> Aim of the exercise: Starting at the line with "What text is on this page?", copy each line through the last one below exactly as written, without any pictures.

%%

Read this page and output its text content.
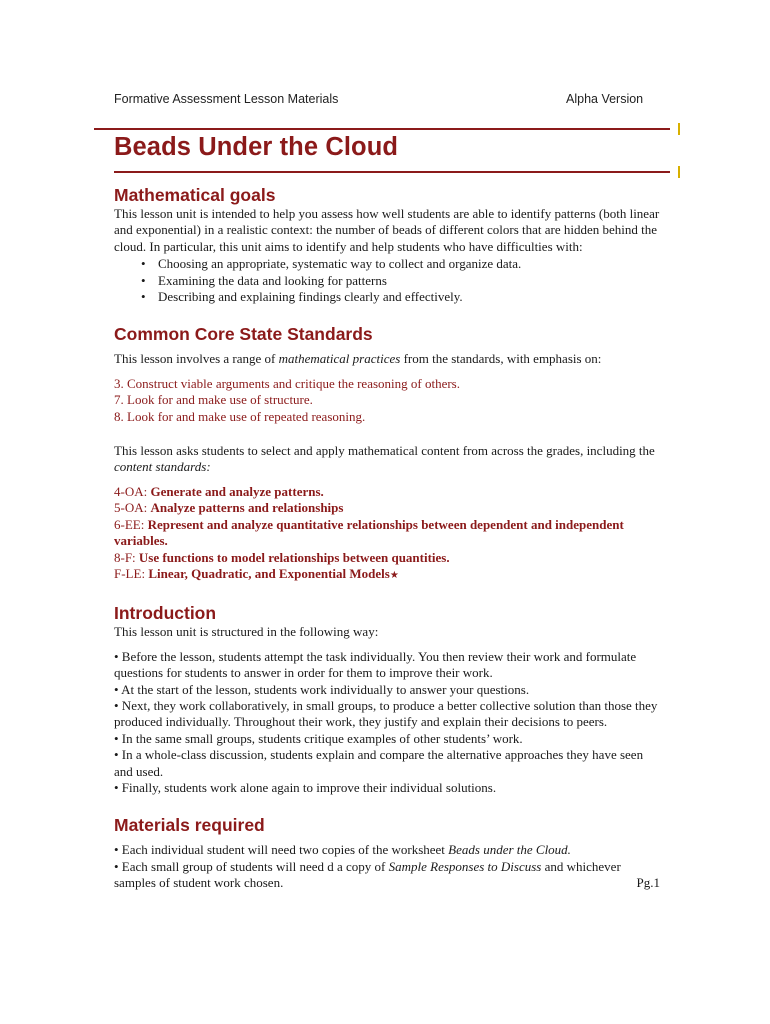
Formative Assessment Lesson Materials	Alpha Version
Beads Under the Cloud
Mathematical goals

This lesson unit is intended to help you assess how well students are able to identify patterns (both linear and exponential) in a realistic context: the number of beads of different colors that are hidden behind the cloud. In particular, this unit aims to identify and help students who have difficulties with:

• Choosing an appropriate, systematic way to collect and organize data.
• Examining the data and looking for patterns
• Describing and explaining findings clearly and effectively.
Common Core State Standards

This lesson involves a range of mathematical practices from the standards, with emphasis on:

3. Construct viable arguments and critique the reasoning of others.

7. Look for and make use of structure.

8. Look for and make use of repeated reasoning.

This lesson asks students to select and apply mathematical content from across the grades, including the content standards:

4-OA: Generate and analyze patterns.

5-OA: Analyze patterns and relationships

6-EE: Represent and analyze quantitative relationships between dependent and independent variables.

8-F: Use functions to model relationships between quantities.

F-LE: Linear, Quadratic, and Exponential Models★

Introduction

This lesson unit is structured in the following way:

• Before the lesson, students attempt the task individually. You then review their work and formulate questions for students to answer in order for them to improve their work.

• At the start of the lesson, students work individually to answer your questions.

• Next, they work collaboratively, in small groups, to produce a better collective solution than those they produced individually. Throughout their work, they justify and explain their decisions to peers.

• In the same small groups, students critique examples of other students’ work.

• In a whole-class discussion, students explain and compare the alternative approaches they have seen and used.

• Finally, students work alone again to improve their individual solutions.

Materials required

• Each individual student will need two copies of the worksheet Beads under the Cloud.

• Each small group of students will need d a copy of Sample Responses to Discuss and whichever samples of student work chosen.	Pg.1
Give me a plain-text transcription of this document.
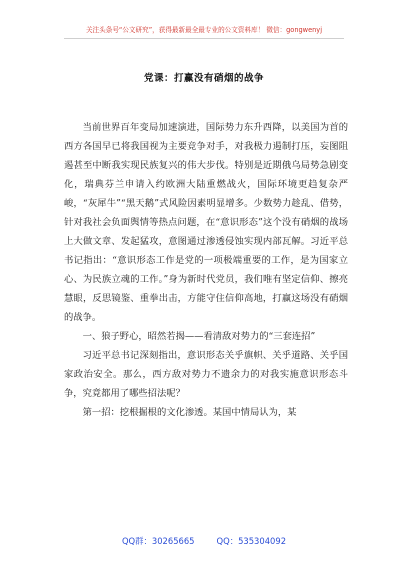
关注头条号“公文研究”，获得最新最全最专业的公文资料库！ 微信：gongwenyj
党课：打赢没有硝烟的战争

当前世界百年变局加速演进，国际势力东升西降，以美国为首的西方各国早已将我国视为主要竞争对手，对我极力遏制打压，妄图阻遏甚至中断我实现民族复兴的伟大步伐。特别是近期俄乌局势急剧变化，瑞典芬兰申请入约欧洲大陆重燃战火，国际环境更趋复杂严峻，“灰犀牛”“黑天鹅”式风险因素明显增多。少数势力趁乱、借势，针对我社会负面舆情等热点问题，在“意识形态”这个没有硝烟的战场上大做文章、发起猛攻，意图通过渗透侵蚀实现内部瓦解。习近平总书记指出：“意识形态工作是党的一项极端重要的工作，是为国家立心、为民族立魂的工作。”身为新时代党员，我们唯有坚定信仰、擦亮慧眼，反思镜鉴、重拳出击，方能守住信仰高地，打赢这场没有硝烟的战争。

一、狼子野心，昭然若揭——看清敌对势力的“三套连招”

习近平总书记深刻指出，意识形态关乎旗帜、关乎道路、关乎国家政治安全。那么，西方敌对势力不遗余力的对我实施意识形态斗争，究竟都用了哪些招法呢？

第一招：挖根掘根的文化渗透。某国中情局认为，某

QQ群：30265665	QQ：535304092
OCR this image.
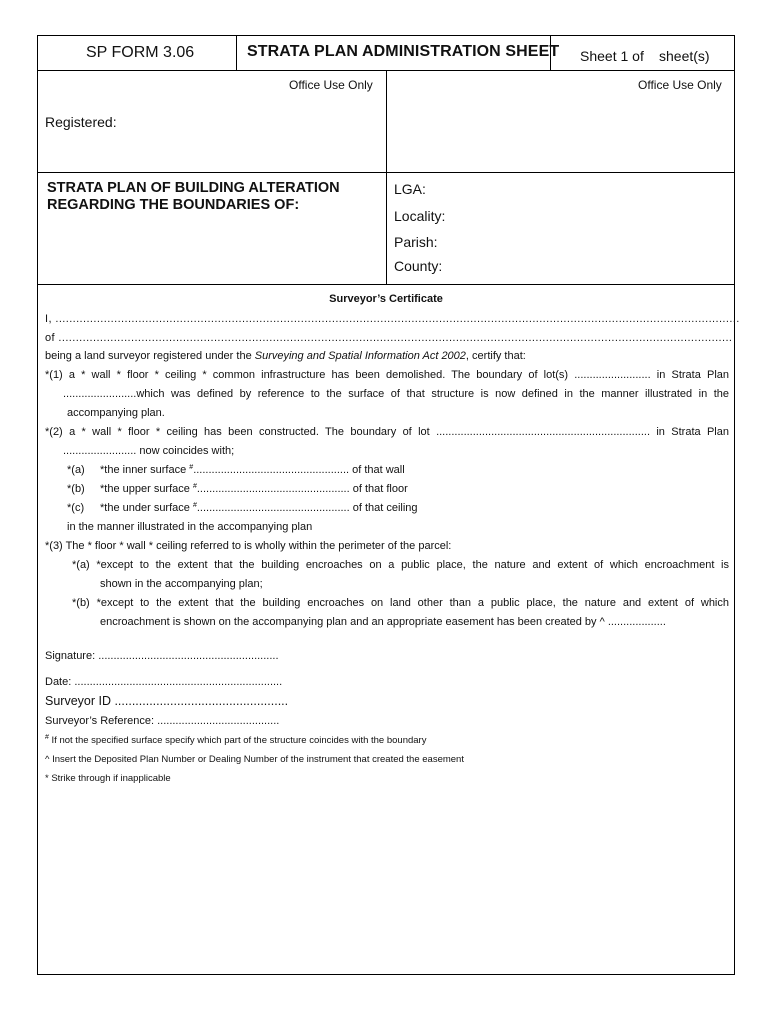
SP FORM 3.06	STRATA PLAN ADMINISTRATION SHEET Sheet 1 of sheet(s)
Office Use Only	Office Use Only
Registered:
STRATA PLAN OF BUILDING ALTERATION
REGARDING THE BOUNDARIES OF:
LGA:
Locality:
Parish:
County:
Surveyor’s Certificate
I, ......................................................................................................................................................................................................
of ...................................................................................................................................................................................................
being a land surveyor registered under the Surveying and Spatial Information Act 2002, certify that:
*(1) a * wall * floor * ceiling * common infrastructure has been demolished. The boundary of lot(s) ......................... in Strata Plan
........................which was defined by reference to the surface of that structure is now defined in the manner illustrated in the
accompanying plan.
*(2) a * wall * floor * ceiling has been constructed. The boundary of lot ...................................................................... in Strata Plan
........................ now coincides with;
*(a) *the inner surface #................................................... of that wall
*(b) *the upper surface #.................................................. of that floor
*(c) *the under surface #.................................................. of that ceiling
in the manner illustrated in the accompanying plan
*(3) The * floor * wall * ceiling referred to is wholly within the perimeter of the parcel:
*(a) *except to the extent that the building encroaches on a public place, the nature and extent of which encroachment is
shown in the accompanying plan;
*(b) *except to the extent that the building encroaches on land other than a public place, the nature and extent of which
encroachment is shown on the accompanying plan and an appropriate easement has been created by ^ ...................
Signature: ...........................................................
Date: ....................................................................
Surveyor ID ..................................................
Surveyor’s Reference: ........................................
# If not the specified surface specify which part of the structure coincides with the boundary
^ Insert the Deposited Plan Number or Dealing Number of the instrument that created the easement
* Strike through if inapplicable
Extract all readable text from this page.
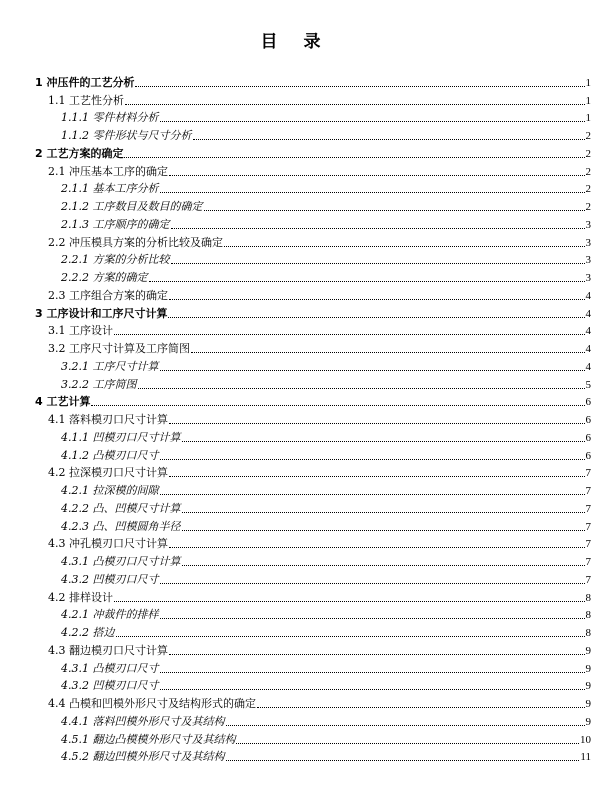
目 录
1 冲压件的工艺分析	1
1.1 工艺性分析	1
1.1.1 零件材料分析	1
1.1.2 零件形状与尺寸分析	2
2 工艺方案的确定	2
2.1 冲压基本工序的确定	2
2.1.1 基本工序分析	2
2.1.2 工序数目及数目的确定	2
2.1.3 工序顺序的确定	3
2.2 冲压模具方案的分析比较及确定	3
2.2.1 方案的分析比较	3
2.2.2 方案的确定	3
2.3 工序组合方案的确定	4
3 工序设计和工序尺寸计算	4
3.1 工序设计	4
3.2 工序尺寸计算及工序简图	4
3.2.1 工序尺寸计算	4
3.2.2 工序简图	5
4 工艺计算	6
4.1 落料模刃口尺寸计算	6
4.1.1 凹模刃口尺寸计算	6
4.1.2 凸模刃口尺寸	6
4.2 拉深模刃口尺寸计算	7
4.2.1 拉深模的间隙	7
4.2.2 凸、凹模尺寸计算	7
4.2.3 凸、凹模圆角半径	7
4.3 冲孔模刃口尺寸计算	7
4.3.1 凸模刃口尺寸计算	7
4.3.2 凹模刃口尺寸	7
4.2 排样设计	8
4.2.1 冲裁件的排样	8
4.2.2 搭边	8
4.3 翻边模刃口尺寸计算	9
4.3.1 凸模刃口尺寸	9
4.3.2 凹模刃口尺寸	9
4.4 凸模和凹模外形尺寸及结构形式的确定	9
4.4.1 落料凹模外形尺寸及其结构	9
4.5.1 翻边凸模模外形尺寸及其结构	10
4.5.2 翻边凹模外形尺寸及其结构	11
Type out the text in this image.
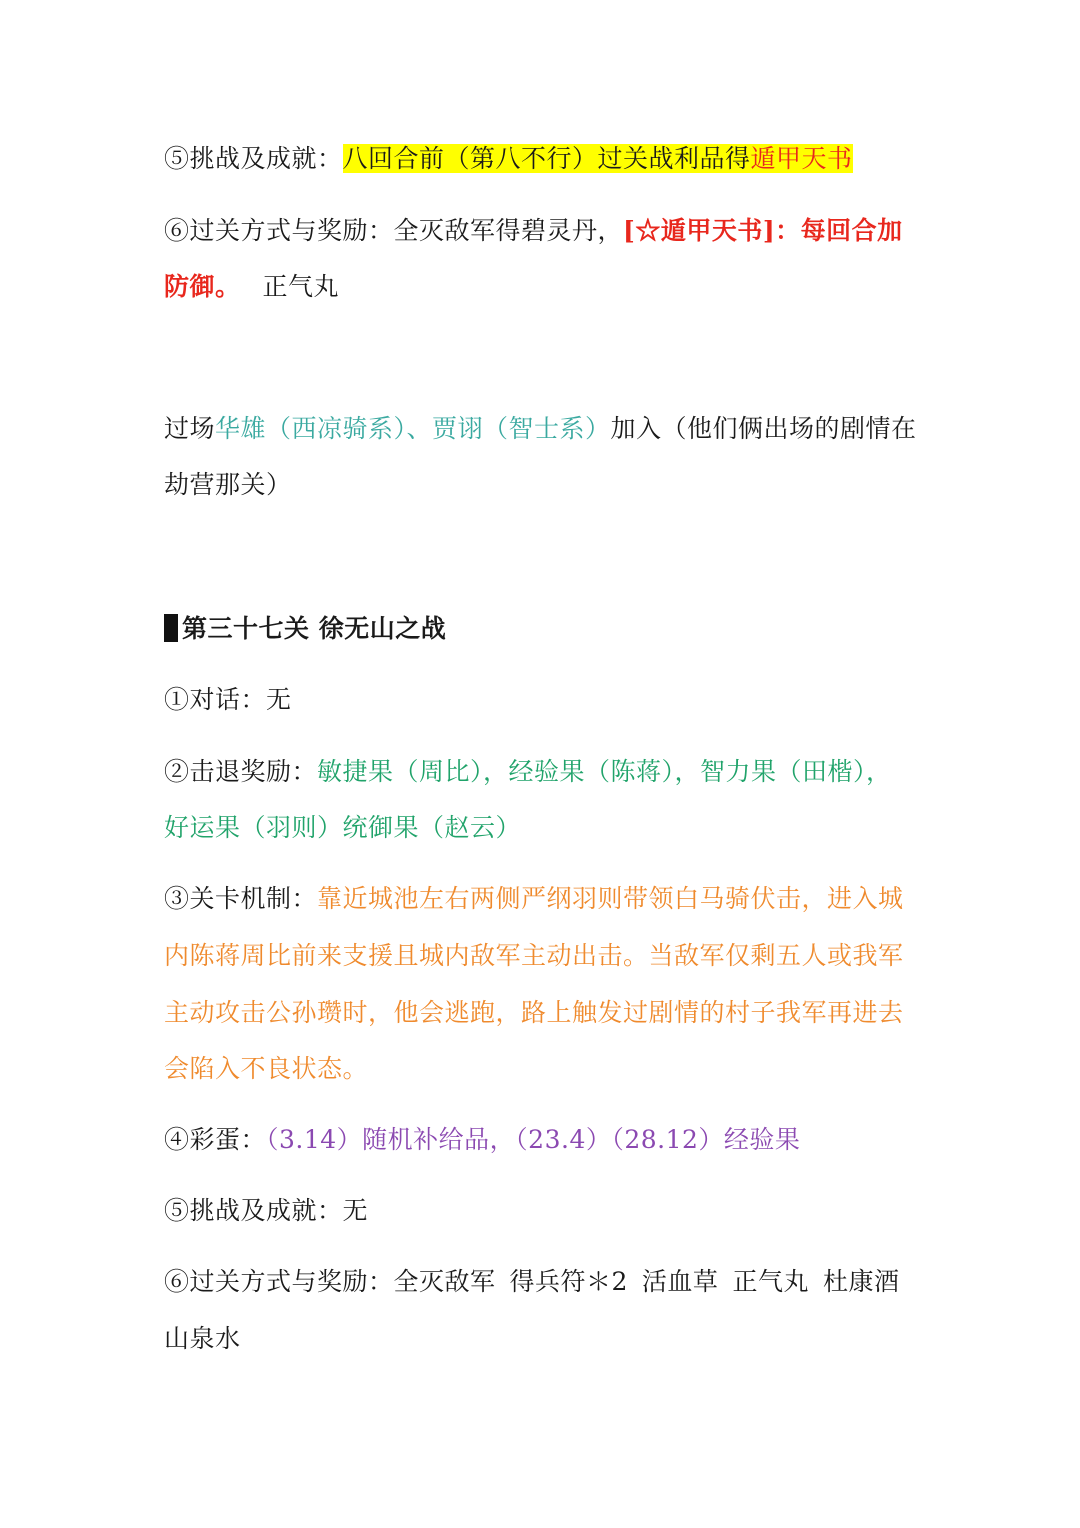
⑤挑战及成就：八回合前（第八不行）过关战利品得遁甲天书
⑥过关方式与奖励：全灭敌军得碧灵丹，[☆遁甲天书]：每回合加
防御。 正气丸
过场华雄（西凉骑系）、贾诩（智士系）加入（他们俩出场的剧情在
劫营那关）
第三十七关 徐无山之战
①对话：无
②击退奖励：敏捷果（周比），经验果（陈蒋），智力果（田楷），
好运果（羽则）统御果（赵云）
③关卡机制：靠近城池左右两侧严纲羽则带领白马骑伏击，进入城
内陈蒋周比前来支援且城内敌军主动出击。当敌军仅剩五人或我军
主动攻击公孙瓒时，他会逃跑，路上触发过剧情的村子我军再进去
会陷入不良状态。
④彩蛋：（3.14）随机补给品，（23.4）（28.12）经验果
⑤挑战及成就：无
⑥过关方式与奖励：全灭敌军 得兵符＊2 活血草 正气丸 杜康酒
山泉水
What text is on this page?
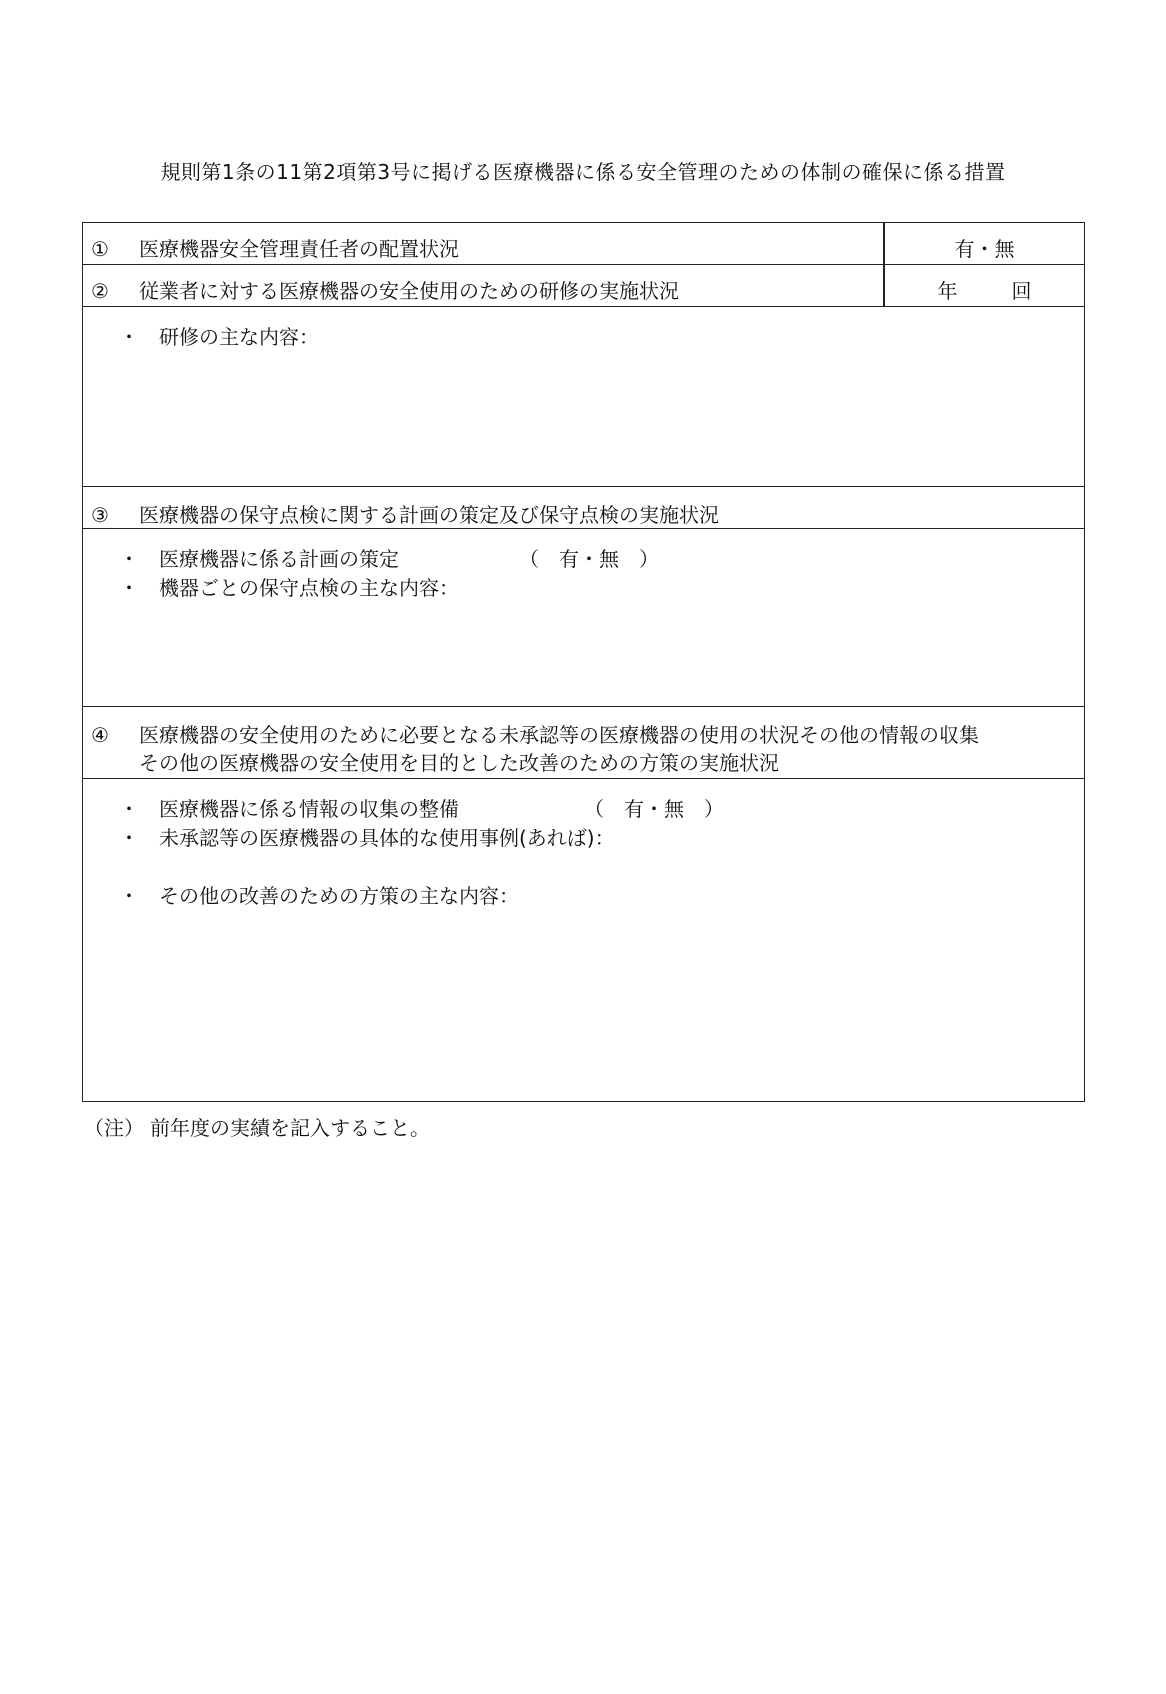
規則第1条の11第2項第3号に掲げる医療機器に係る安全管理のための体制の確保に係る措置
① 医療機器安全管理責任者の配置状況	有・無
② 従業者に対する医療機器の安全使用のための研修の実施状況	年	回
・ 研修の主な内容：
③ 医療機器の保守点検に関する計画の策定及び保守点検の実施状況
・ 医療機器に係る計画の策定	（　有・無　）
・ 機器ごとの保守点検の主な内容：
④ 医療機器の安全使用のために必要となる未承認等の医療機器の使用の状況その他の情報の収集
その他の医療機器の安全使用を目的とした改善のための方策の実施状況
・ 医療機器に係る情報の収集の整備	（　有・無　）
・ 未承認等の医療機器の具体的な使用事例(あれば)：
・ その他の改善のための方策の主な内容：
（注） 前年度の実績を記入すること。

%%

> Worked answer:
What text is on this page?
規則第1条の11第2項第3号に掲げる医療機器に係る安全管理のための体制の確保に係る措置
① 医療機器安全管理責任者の配置状況	有・無
② 従業者に対する医療機器の安全使用のための研修の実施状況	年	回
・ 研修の主な内容：
③ 医療機器の保守点検に関する計画の策定及び保守点検の実施状況
・ 医療機器に係る計画の策定	（　有・無　）
・ 機器ごとの保守点検の主な内容：
④ 医療機器の安全使用のために必要となる未承認等の医療機器の使用の状況その他の情報の収集
その他の医療機器の安全使用を目的とした改善のための方策の実施状況
・ 医療機器に係る情報の収集の整備	（　有・無　）
・ 未承認等の医療機器の具体的な使用事例(あれば)：
・ その他の改善のための方策の主な内容：
（注） 前年度の実績を記入すること。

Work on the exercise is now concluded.